■ Aim ■
Among the lines below, how many carry the string "next"? Reply with a number and nothing else.

--- START OF Record set ---

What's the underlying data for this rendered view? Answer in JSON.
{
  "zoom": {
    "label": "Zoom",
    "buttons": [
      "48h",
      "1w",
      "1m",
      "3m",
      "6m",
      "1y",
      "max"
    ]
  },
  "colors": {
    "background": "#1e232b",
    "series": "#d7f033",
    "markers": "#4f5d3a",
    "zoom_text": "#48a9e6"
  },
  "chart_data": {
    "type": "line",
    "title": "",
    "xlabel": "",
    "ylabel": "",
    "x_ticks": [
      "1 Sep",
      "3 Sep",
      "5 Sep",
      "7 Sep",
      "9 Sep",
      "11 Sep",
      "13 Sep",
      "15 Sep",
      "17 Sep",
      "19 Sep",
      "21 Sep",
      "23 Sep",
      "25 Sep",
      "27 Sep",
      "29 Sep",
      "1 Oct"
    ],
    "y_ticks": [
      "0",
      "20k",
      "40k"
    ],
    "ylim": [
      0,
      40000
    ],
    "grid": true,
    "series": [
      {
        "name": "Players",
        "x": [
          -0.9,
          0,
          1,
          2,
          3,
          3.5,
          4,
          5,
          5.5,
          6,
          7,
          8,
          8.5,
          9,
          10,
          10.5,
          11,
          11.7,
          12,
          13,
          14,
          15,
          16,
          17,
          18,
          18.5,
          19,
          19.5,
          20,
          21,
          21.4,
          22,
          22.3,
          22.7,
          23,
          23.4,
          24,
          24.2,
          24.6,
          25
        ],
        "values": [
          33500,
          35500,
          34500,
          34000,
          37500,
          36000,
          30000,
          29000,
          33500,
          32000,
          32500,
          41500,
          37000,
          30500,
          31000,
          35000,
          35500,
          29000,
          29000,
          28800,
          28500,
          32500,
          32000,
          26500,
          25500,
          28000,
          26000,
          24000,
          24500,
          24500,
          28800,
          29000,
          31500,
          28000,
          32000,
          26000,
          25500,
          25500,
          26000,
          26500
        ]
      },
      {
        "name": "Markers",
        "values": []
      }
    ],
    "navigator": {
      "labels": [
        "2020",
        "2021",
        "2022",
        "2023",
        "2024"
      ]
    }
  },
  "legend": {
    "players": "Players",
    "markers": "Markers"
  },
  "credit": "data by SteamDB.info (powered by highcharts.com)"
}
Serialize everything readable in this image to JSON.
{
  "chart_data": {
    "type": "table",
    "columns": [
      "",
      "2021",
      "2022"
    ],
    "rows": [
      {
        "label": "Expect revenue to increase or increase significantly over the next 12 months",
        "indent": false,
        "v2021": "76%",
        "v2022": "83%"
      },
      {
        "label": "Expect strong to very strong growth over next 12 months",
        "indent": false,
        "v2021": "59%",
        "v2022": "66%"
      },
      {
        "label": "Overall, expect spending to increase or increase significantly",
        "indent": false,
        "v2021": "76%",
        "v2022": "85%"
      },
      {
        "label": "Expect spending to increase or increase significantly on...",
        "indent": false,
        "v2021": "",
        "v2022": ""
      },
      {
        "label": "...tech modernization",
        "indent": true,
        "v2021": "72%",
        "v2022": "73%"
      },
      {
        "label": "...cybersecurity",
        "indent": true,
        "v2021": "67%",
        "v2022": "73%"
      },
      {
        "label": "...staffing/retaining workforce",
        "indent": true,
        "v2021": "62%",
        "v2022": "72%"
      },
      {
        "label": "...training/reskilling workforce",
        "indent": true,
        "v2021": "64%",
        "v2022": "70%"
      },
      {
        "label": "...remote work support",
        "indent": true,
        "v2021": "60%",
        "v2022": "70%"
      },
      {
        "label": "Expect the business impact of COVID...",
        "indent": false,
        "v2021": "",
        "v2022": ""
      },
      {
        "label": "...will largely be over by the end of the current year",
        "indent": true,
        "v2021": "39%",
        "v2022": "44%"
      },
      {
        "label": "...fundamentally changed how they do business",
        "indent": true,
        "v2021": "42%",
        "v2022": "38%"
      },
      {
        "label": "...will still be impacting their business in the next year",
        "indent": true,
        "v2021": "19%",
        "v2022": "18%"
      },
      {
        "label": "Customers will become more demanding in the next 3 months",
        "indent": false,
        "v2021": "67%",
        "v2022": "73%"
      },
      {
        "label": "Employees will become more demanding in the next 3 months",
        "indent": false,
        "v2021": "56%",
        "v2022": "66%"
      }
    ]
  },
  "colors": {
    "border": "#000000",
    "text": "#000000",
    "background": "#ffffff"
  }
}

--- END OF Record set ---

■ Correct output ■
5